**ACTIVITY**
From the records below, copy the lines that include "title".

**INPUT**

------------

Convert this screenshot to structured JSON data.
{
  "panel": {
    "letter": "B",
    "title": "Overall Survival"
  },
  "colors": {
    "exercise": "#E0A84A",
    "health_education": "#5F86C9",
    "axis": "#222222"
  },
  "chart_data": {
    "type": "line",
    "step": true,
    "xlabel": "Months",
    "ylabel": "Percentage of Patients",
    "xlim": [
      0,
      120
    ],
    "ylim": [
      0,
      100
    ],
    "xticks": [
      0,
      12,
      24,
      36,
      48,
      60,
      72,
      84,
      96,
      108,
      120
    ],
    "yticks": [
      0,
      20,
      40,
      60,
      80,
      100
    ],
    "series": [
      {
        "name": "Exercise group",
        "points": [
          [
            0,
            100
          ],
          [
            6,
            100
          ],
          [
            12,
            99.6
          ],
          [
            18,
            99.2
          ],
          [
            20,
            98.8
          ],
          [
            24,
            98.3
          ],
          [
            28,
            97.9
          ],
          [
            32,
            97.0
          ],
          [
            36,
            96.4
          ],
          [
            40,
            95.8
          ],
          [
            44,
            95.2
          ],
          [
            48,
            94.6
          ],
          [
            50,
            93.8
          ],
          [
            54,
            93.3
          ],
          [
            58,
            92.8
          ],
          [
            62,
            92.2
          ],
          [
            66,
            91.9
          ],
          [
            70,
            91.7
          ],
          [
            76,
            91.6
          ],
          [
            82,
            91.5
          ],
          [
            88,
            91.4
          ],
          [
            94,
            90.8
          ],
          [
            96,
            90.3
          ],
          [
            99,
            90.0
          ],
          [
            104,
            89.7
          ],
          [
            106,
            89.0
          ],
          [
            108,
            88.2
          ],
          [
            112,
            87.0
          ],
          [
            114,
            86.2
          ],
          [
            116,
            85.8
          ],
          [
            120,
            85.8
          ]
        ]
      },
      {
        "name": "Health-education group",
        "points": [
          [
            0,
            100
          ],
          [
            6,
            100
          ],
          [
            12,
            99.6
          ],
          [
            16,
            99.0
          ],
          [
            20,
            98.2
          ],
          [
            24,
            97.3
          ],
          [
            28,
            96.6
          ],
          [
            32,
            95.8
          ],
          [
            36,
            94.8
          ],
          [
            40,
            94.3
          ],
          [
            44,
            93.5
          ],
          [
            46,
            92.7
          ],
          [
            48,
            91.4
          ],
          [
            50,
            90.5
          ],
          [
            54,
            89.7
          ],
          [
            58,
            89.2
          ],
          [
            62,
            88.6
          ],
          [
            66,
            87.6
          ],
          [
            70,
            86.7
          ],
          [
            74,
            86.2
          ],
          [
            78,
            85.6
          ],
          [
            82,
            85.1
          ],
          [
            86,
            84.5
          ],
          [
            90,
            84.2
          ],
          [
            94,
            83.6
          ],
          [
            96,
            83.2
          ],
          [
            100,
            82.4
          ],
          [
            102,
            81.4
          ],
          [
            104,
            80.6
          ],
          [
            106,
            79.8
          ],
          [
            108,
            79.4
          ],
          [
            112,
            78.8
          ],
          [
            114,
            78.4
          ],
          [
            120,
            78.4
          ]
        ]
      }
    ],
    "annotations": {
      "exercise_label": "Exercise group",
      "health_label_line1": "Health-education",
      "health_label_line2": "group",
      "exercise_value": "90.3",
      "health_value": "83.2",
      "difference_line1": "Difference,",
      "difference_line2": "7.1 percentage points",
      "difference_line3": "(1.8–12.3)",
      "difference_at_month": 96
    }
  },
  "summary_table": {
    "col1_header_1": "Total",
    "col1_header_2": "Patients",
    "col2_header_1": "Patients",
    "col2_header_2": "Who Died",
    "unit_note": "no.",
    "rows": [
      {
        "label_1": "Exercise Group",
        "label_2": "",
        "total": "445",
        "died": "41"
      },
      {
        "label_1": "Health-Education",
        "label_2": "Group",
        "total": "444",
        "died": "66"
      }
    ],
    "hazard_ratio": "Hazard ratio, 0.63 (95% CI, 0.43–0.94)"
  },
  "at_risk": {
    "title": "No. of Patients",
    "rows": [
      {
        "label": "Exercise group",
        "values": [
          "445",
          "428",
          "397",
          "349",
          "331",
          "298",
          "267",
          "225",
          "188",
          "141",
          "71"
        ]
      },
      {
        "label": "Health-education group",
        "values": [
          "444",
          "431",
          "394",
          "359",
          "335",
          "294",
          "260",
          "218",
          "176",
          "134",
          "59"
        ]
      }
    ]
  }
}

------------

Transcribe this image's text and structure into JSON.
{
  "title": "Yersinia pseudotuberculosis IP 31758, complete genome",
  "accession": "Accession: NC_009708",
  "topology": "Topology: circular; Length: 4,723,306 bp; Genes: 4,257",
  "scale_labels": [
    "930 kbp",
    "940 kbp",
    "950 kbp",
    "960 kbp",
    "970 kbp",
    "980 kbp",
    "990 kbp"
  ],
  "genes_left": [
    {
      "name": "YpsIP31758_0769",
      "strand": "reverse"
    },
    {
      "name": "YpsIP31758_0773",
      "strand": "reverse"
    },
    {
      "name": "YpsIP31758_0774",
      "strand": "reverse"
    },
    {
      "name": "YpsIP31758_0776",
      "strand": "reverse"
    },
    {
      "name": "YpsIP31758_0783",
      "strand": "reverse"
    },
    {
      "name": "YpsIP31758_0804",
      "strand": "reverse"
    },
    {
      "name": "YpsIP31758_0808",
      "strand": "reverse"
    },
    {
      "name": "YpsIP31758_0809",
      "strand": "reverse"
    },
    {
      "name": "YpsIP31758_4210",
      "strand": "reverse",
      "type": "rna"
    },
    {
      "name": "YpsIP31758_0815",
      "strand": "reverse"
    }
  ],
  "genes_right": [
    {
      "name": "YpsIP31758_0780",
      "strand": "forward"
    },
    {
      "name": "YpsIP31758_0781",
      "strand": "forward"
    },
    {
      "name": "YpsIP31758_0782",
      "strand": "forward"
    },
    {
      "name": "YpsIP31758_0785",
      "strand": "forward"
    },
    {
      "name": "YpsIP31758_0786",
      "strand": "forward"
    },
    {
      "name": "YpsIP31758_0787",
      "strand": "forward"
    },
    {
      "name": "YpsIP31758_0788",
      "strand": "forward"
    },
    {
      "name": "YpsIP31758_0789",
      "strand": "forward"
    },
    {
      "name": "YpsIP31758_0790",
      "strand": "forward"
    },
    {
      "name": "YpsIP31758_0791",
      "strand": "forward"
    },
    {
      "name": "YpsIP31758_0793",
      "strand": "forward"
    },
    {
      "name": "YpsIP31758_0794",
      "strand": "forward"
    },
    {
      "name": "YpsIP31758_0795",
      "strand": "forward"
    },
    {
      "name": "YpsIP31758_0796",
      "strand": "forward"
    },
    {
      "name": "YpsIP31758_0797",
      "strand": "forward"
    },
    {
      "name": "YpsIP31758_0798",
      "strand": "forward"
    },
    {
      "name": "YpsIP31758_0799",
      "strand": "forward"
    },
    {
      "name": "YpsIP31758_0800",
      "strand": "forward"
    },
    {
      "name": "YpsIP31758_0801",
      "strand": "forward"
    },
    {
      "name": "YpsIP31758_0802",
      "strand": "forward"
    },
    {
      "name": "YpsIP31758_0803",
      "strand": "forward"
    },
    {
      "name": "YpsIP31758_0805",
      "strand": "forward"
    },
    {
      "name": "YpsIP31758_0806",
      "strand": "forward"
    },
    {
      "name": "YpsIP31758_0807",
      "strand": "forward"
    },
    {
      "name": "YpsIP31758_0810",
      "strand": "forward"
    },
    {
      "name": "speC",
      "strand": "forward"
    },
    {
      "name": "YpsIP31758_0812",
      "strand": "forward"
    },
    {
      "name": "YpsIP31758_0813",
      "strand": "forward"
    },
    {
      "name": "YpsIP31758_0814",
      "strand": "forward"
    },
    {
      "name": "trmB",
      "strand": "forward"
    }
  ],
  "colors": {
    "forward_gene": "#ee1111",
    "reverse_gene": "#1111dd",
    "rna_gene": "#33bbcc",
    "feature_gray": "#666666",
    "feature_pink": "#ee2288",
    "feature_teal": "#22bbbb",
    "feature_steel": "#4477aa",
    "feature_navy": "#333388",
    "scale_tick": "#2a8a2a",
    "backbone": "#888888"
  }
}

------------

**TASK OUTPUT**
    "title": "Overall Survival"
    "title": "No. of Patients",
  "title": "Yersinia pseudotuberculosis IP 31758, complete genome",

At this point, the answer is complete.